= EXTRACTED DATA =
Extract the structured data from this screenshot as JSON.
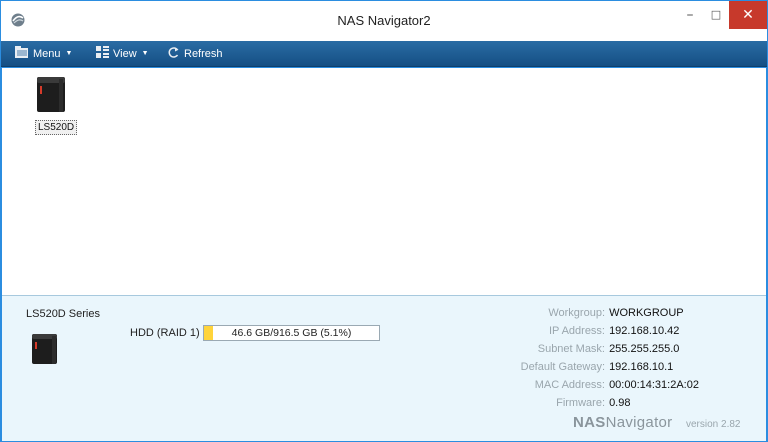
{
  "window": {
    "title": "NAS Navigator2"
  },
  "titlebar": {
    "minimize": "–",
    "maximize": "□",
    "close": "✕"
  },
  "toolbar": {
    "menu_label": "Menu",
    "view_label": "View",
    "refresh_label": "Refresh"
  },
  "devices": [
    {
      "name": "LS520D"
    }
  ],
  "info": {
    "series": "LS520D Series",
    "hdd_label": "HDD (RAID 1)",
    "hdd_usage": "46.6 GB/916.5 GB (5.1%)",
    "hdd_percent": 5.1,
    "fields": [
      {
        "key": "Workgroup:",
        "value": "WORKGROUP"
      },
      {
        "key": "IP Address:",
        "value": "192.168.10.42"
      },
      {
        "key": "Subnet Mask:",
        "value": "255.255.255.0"
      },
      {
        "key": "Default Gateway:",
        "value": "192.168.10.1"
      },
      {
        "key": "MAC Address:",
        "value": "00:00:14:31:2A:02"
      },
      {
        "key": "Firmware:",
        "value": "0.98"
      }
    ],
    "brand_nas": "NAS",
    "brand_navigator": "Navigator",
    "version": "version 2.82"
  },
  "colors": {
    "titlebar_bg": "#ffffff",
    "toolbar_bg": "#1f5e96",
    "close_button": "#c7392b",
    "info_panel_bg": "#eaf6fc",
    "hdd_fill": "#ffd43b"
  }
}
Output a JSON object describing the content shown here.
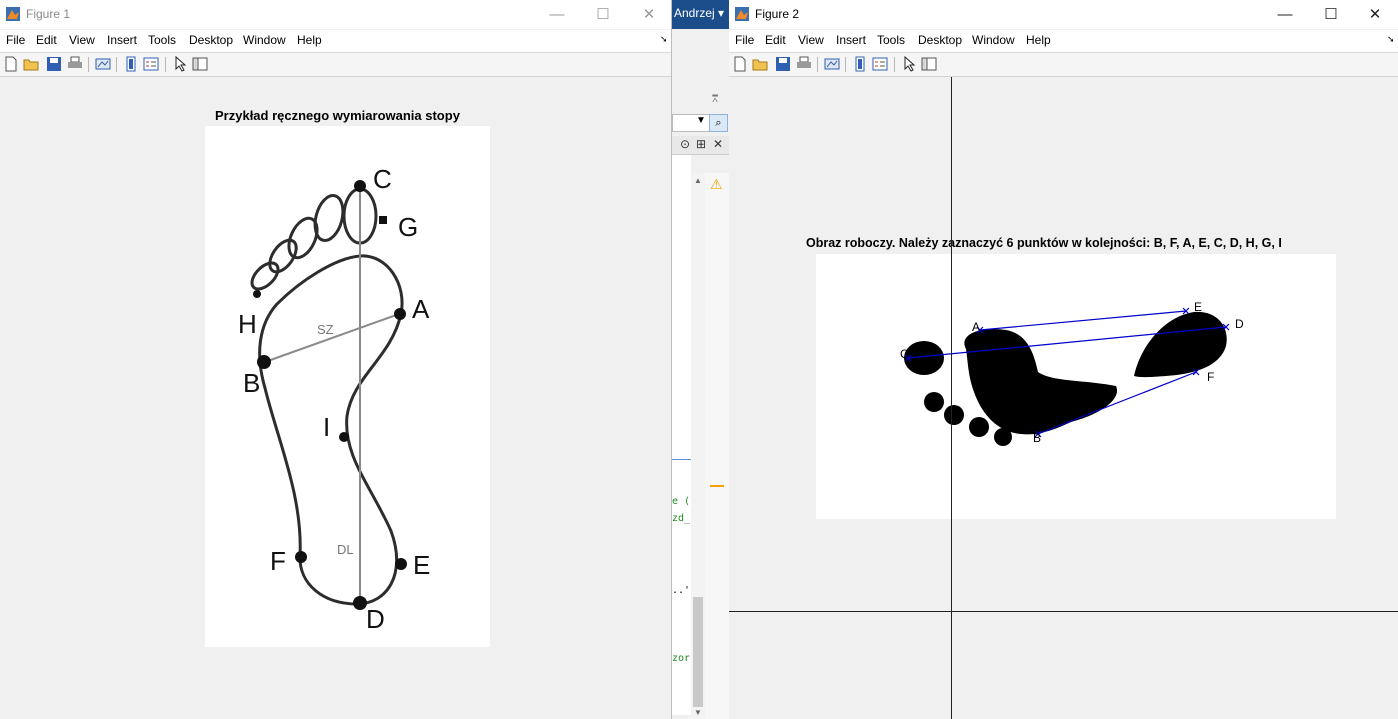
{
  "figure1": {
    "title": "Figure 1",
    "menu": [
      "File",
      "Edit",
      "View",
      "Insert",
      "Tools",
      "Desktop",
      "Window",
      "Help"
    ],
    "axes_title": "Przykład ręcznego wymiarowania stopy",
    "labels": {
      "a": "A",
      "b": "B",
      "c": "C",
      "d": "D",
      "e": "E",
      "f": "F",
      "g": "G",
      "h": "H",
      "i": "I",
      "sz": "SZ",
      "dl": "DL"
    }
  },
  "figure2": {
    "title": "Figure 2",
    "menu": [
      "File",
      "Edit",
      "View",
      "Insert",
      "Tools",
      "Desktop",
      "Window",
      "Help"
    ],
    "axes_title": "Obraz roboczy. Należy zaznaczyć 6 punktów w kolejności: B, F, A, E, C, D, H, G, I",
    "labels": {
      "a": "A",
      "b": "B",
      "c": "C",
      "d": "D",
      "e": "E",
      "f": "F"
    }
  },
  "matlab": {
    "user": "Andrzej",
    "code_fragments": [
      "e (",
      "zd_",
      "..'",
      "zor"
    ]
  },
  "icons": {
    "window_icon": "matlab-icon",
    "minimize": "minimize-icon",
    "maximize": "maximize-icon",
    "close": "close-icon"
  },
  "colors": {
    "marker_line": "#0000cc",
    "badge": "#1a4d8a",
    "warning": "#f7a200"
  }
}
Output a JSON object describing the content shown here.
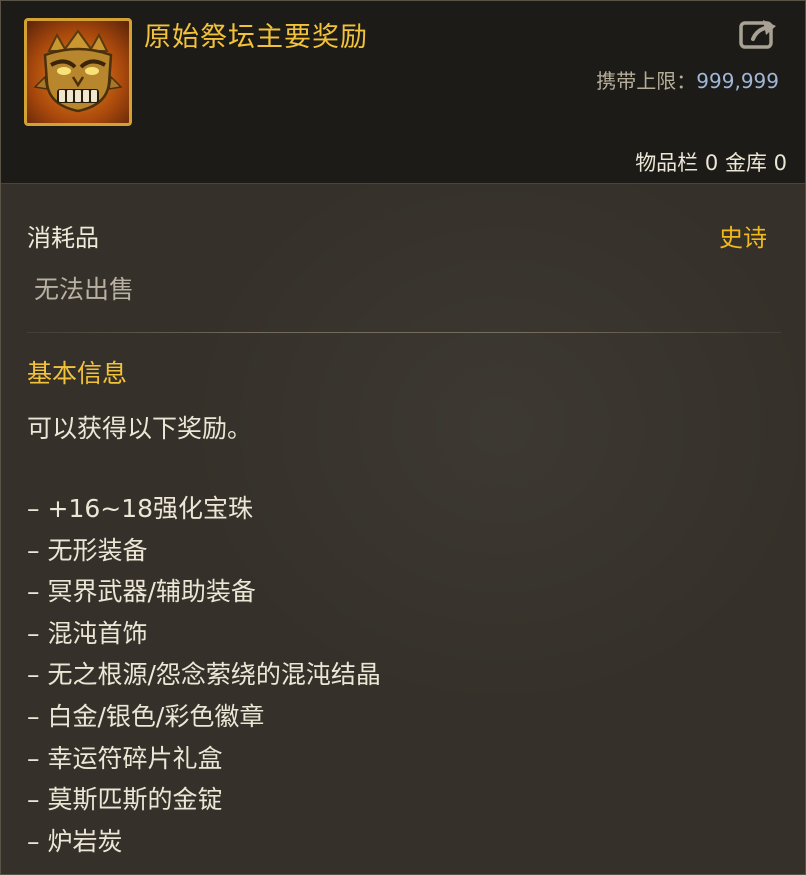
{
  "item": {
    "title": "原始祭坛主要奖励",
    "icon": "demon-mask-icon",
    "carry_limit_label": "携带上限：",
    "carry_limit_value": "999,999",
    "inventory_label": "物品栏",
    "inventory_count": "0",
    "storage_label": "金库",
    "storage_count": "0",
    "share_icon": "share-export-icon"
  },
  "details": {
    "category": "消耗品",
    "rarity": "史诗",
    "trade_note": "无法出售",
    "section_title": "基本信息",
    "description": "可以获得以下奖励。",
    "dash": "–",
    "rewards": [
      "+16~18强化宝珠",
      "无形装备",
      "冥界武器/辅助装备",
      "混沌首饰",
      "无之根源/怨念萦绕的混沌结晶",
      "白金/银色/彩色徽章",
      "幸运符碎片礼盒",
      "莫斯匹斯的金锭",
      "炉岩炭"
    ]
  },
  "colors": {
    "title": "#f2c23a",
    "rarity_epic": "#f2b81c",
    "carry_value": "#9fb7d8",
    "icon_border": "#d3a232"
  }
}
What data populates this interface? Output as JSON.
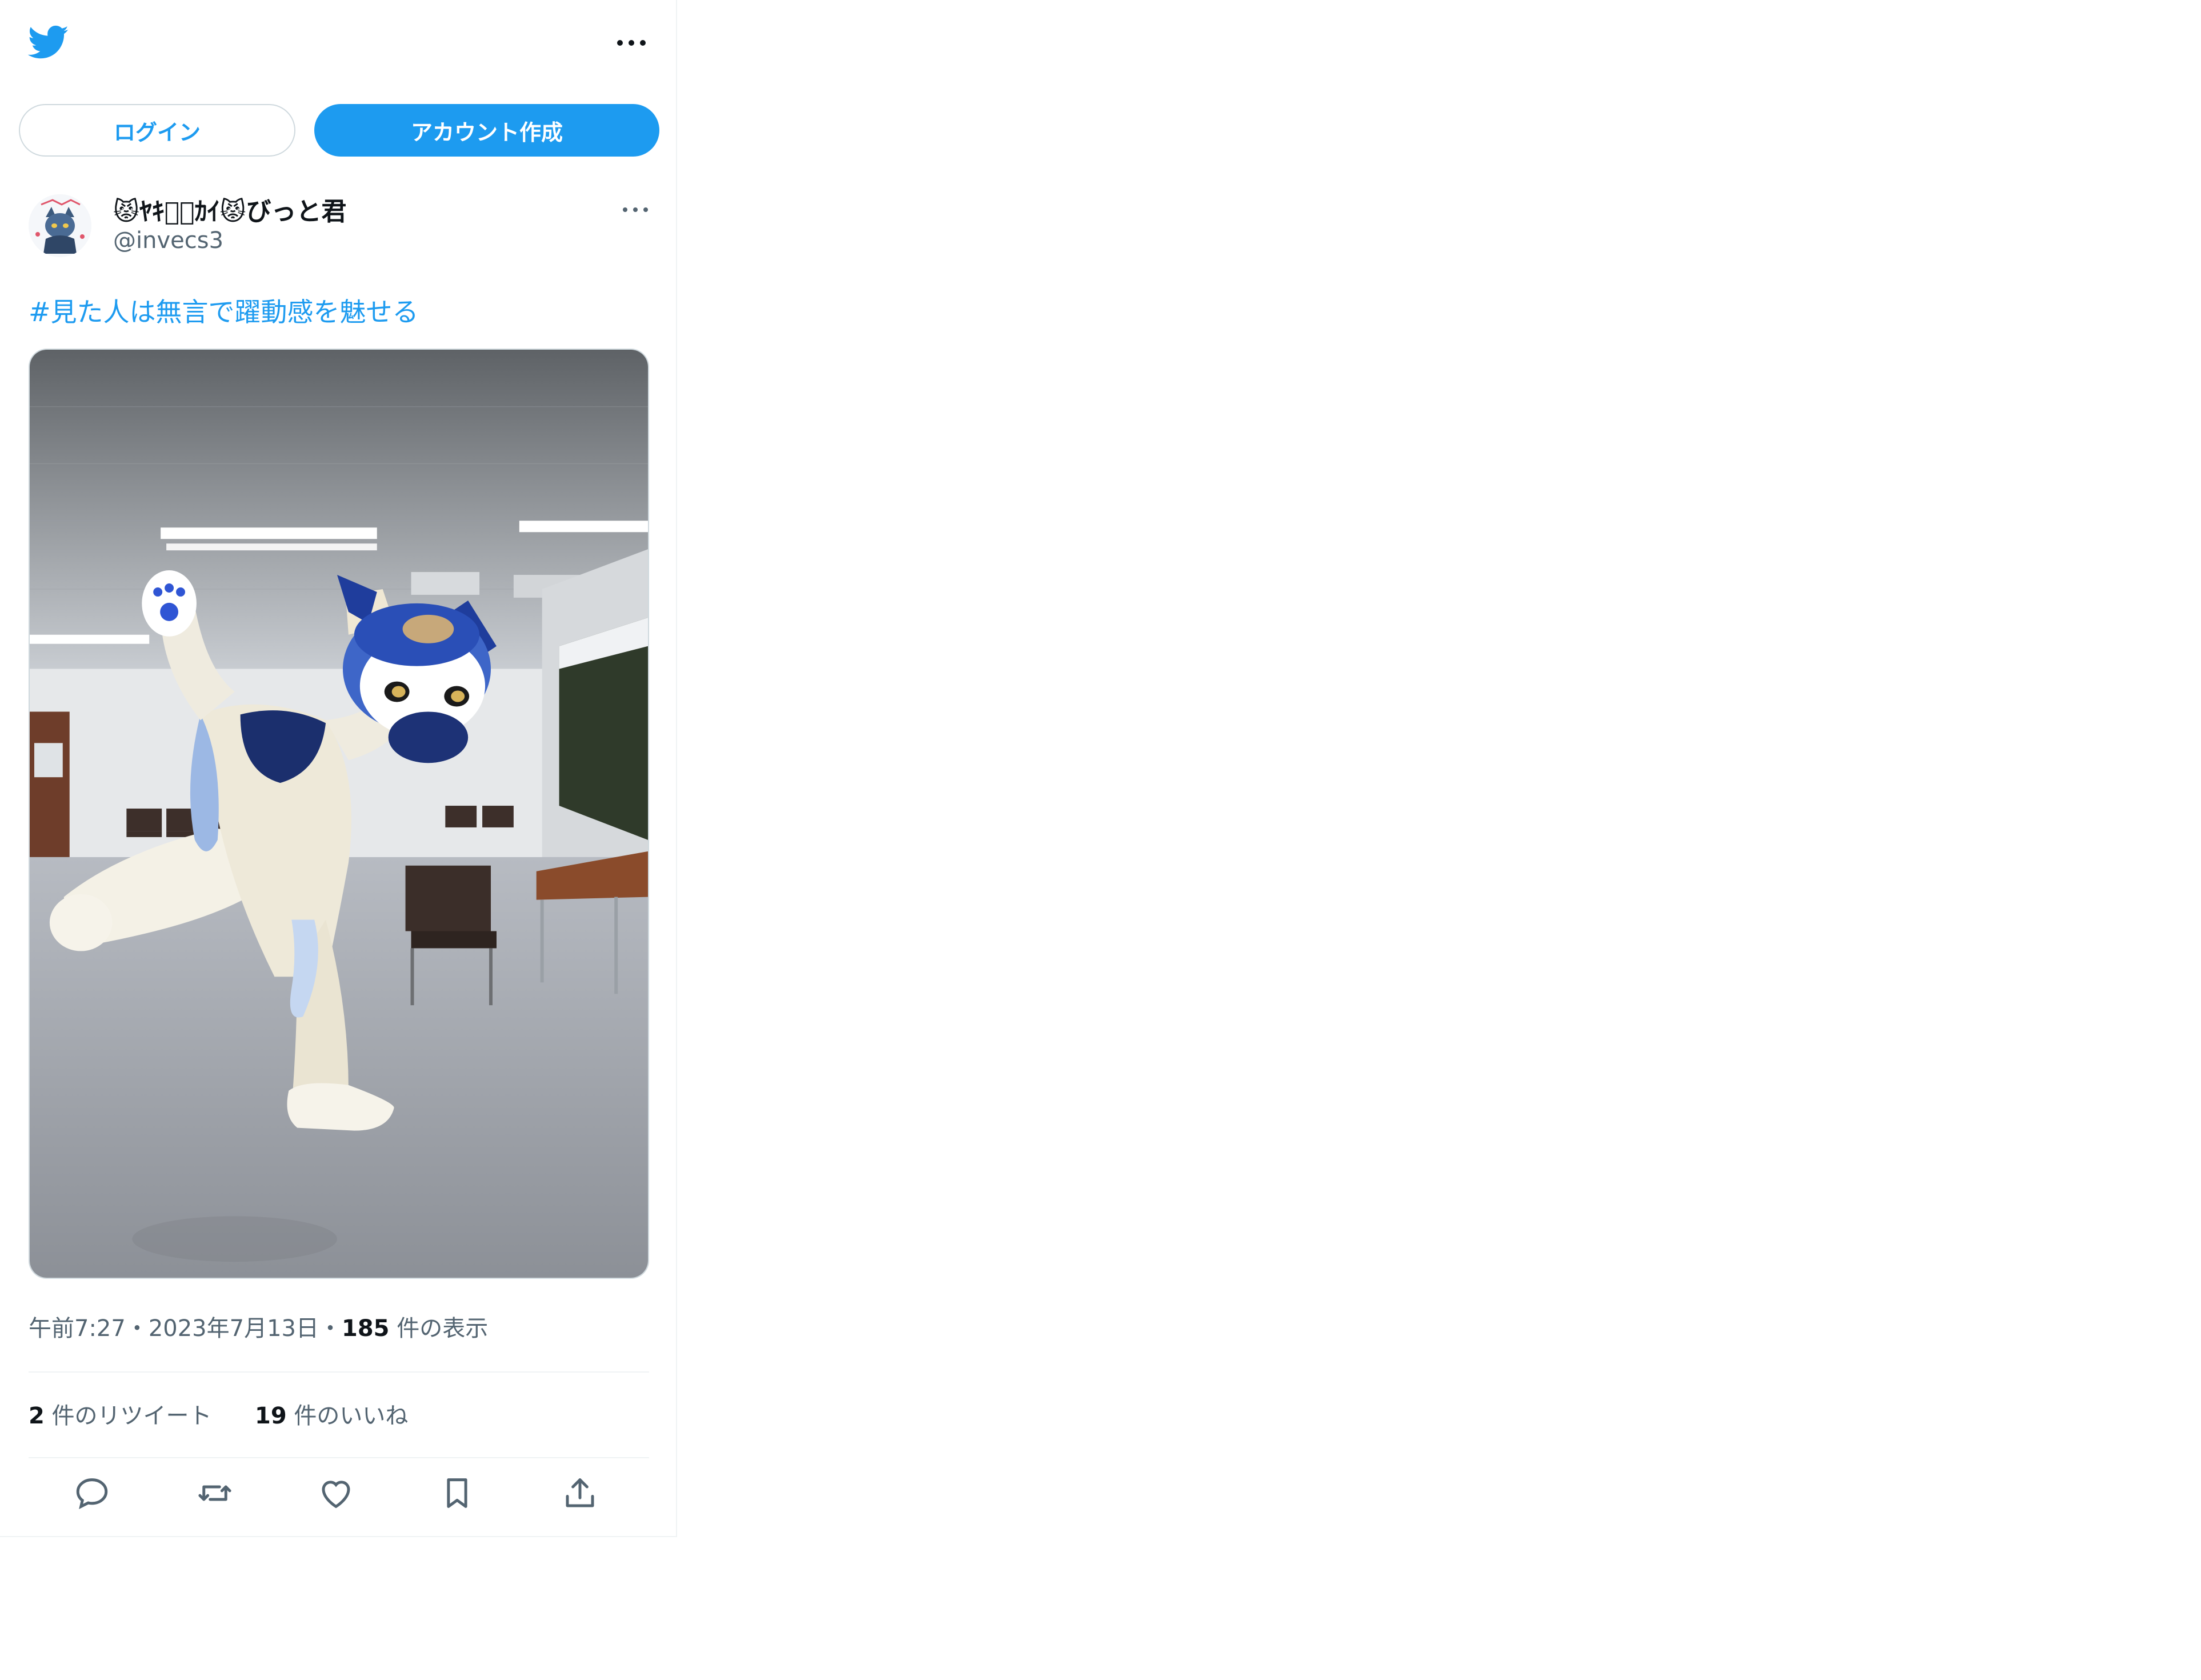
{
  "header": {
    "logo_icon": "twitter-bird-icon",
    "more_icon": "more-horizontal-icon"
  },
  "auth": {
    "login_label": "ログイン",
    "signup_label": "アカウント作成"
  },
  "tweet": {
    "display_name": "😾ﾔｷ⍰ﾞｶｲ😾びっと君",
    "handle": "@invecs3",
    "hashtag": "#見た人は無言で躍動感を魅せる",
    "time": "午前7:27",
    "separator": "・",
    "date": "2023年7月13日",
    "separator2": "・",
    "views_count": "185",
    "views_label": " 件の表示",
    "retweets_count": "2",
    "retweets_label": " 件のリツイート",
    "likes_count": "19",
    "likes_label": " 件のいいね"
  },
  "actions": [
    "reply-icon",
    "retweet-icon",
    "like-icon",
    "bookmark-icon",
    "share-icon"
  ],
  "colors": {
    "accent": "#1d9bf0",
    "text_primary": "#0f1419",
    "text_secondary": "#536471",
    "divider": "#eff3f4"
  }
}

= PROBLEM =
Without the images, write out each line of the data verbatim.

= TASK SOLUTION =
Extract the structured data from this screenshot as JSON.
{
  "window": {
    "title": "NAS Navigator2"
  },
  "titlebar": {
    "minimize": "–",
    "maximize": "□",
    "close": "✕"
  },
  "toolbar": {
    "menu_label": "Menu",
    "view_label": "View",
    "refresh_label": "Refresh"
  },
  "devices": [
    {
      "name": "LS520D"
    }
  ],
  "info": {
    "series": "LS520D Series",
    "hdd_label": "HDD (RAID 1)",
    "hdd_usage": "46.6 GB/916.5 GB (5.1%)",
    "hdd_percent": 5.1,
    "fields": [
      {
        "key": "Workgroup:",
        "value": "WORKGROUP"
      },
      {
        "key": "IP Address:",
        "value": "192.168.10.42"
      },
      {
        "key": "Subnet Mask:",
        "value": "255.255.255.0"
      },
      {
        "key": "Default Gateway:",
        "value": "192.168.10.1"
      },
      {
        "key": "MAC Address:",
        "value": "00:00:14:31:2A:02"
      },
      {
        "key": "Firmware:",
        "value": "0.98"
      }
    ],
    "brand_nas": "NAS",
    "brand_navigator": "Navigator",
    "version": "version 2.82"
  },
  "colors": {
    "titlebar_bg": "#ffffff",
    "toolbar_bg": "#1f5e96",
    "close_button": "#c7392b",
    "info_panel_bg": "#eaf6fc",
    "hdd_fill": "#ffd43b"
  }
}
Output a JSON object describing the content shown here.
{
  "figure1": {
    "title": "Figure 1",
    "menu": [
      "File",
      "Edit",
      "View",
      "Insert",
      "Tools",
      "Desktop",
      "Window",
      "Help"
    ],
    "axes_title": "Przykład ręcznego wymiarowania stopy",
    "labels": {
      "a": "A",
      "b": "B",
      "c": "C",
      "d": "D",
      "e": "E",
      "f": "F",
      "g": "G",
      "h": "H",
      "i": "I",
      "sz": "SZ",
      "dl": "DL"
    }
  },
  "figure2": {
    "title": "Figure 2",
    "menu": [
      "File",
      "Edit",
      "View",
      "Insert",
      "Tools",
      "Desktop",
      "Window",
      "Help"
    ],
    "axes_title": "Obraz roboczy. Należy zaznaczyć 6 punktów w kolejności: B, F, A, E, C, D, H, G, I",
    "labels": {
      "a": "A",
      "b": "B",
      "c": "C",
      "d": "D",
      "e": "E",
      "f": "F"
    }
  },
  "matlab": {
    "user": "Andrzej",
    "code_fragments": [
      "e (",
      "zd_",
      "..'",
      "zor"
    ]
  },
  "icons": {
    "window_icon": "matlab-icon",
    "minimize": "minimize-icon",
    "maximize": "maximize-icon",
    "close": "close-icon"
  },
  "colors": {
    "marker_line": "#0000cc",
    "badge": "#1a4d8a",
    "warning": "#f7a200"
  }
}
Output a JSON object describing the content shown here.
{
  "item": {
    "title": "原始祭坛主要奖励",
    "icon": "demon-mask-icon",
    "carry_limit_label": "携带上限：",
    "carry_limit_value": "999,999",
    "inventory_label": "物品栏",
    "inventory_count": "0",
    "storage_label": "金库",
    "storage_count": "0",
    "share_icon": "share-export-icon"
  },
  "details": {
    "category": "消耗品",
    "rarity": "史诗",
    "trade_note": "无法出售",
    "section_title": "基本信息",
    "description": "可以获得以下奖励。",
    "dash": "–",
    "rewards": [
      "+16~18强化宝珠",
      "无形装备",
      "冥界武器/辅助装备",
      "混沌首饰",
      "无之根源/怨念萦绕的混沌结晶",
      "白金/银色/彩色徽章",
      "幸运符碎片礼盒",
      "莫斯匹斯的金锭",
      "炉岩炭"
    ]
  },
  "colors": {
    "title": "#f2c23a",
    "rarity_epic": "#f2b81c",
    "carry_value": "#9fb7d8",
    "icon_border": "#d3a232"
  }
}
What data populates this interface? Output as JSON.
{
  "header": {
    "logo_icon": "twitter-bird-icon",
    "more_icon": "more-horizontal-icon"
  },
  "auth": {
    "login_label": "ログイン",
    "signup_label": "アカウント作成"
  },
  "tweet": {
    "display_name": "😾ﾔｷ⍰ﾞｶｲ😾びっと君",
    "handle": "@invecs3",
    "hashtag": "#見た人は無言で躍動感を魅せる",
    "time": "午前7:27",
    "separator": "・",
    "date": "2023年7月13日",
    "separator2": "・",
    "views_count": "185",
    "views_label": " 件の表示",
    "retweets_count": "2",
    "retweets_label": " 件のリツイート",
    "likes_count": "19",
    "likes_label": " 件のいいね"
  },
  "actions": [
    "reply-icon",
    "retweet-icon",
    "like-icon",
    "bookmark-icon",
    "share-icon"
  ],
  "colors": {
    "accent": "#1d9bf0",
    "text_primary": "#0f1419",
    "text_secondary": "#536471",
    "divider": "#eff3f4"
  }
}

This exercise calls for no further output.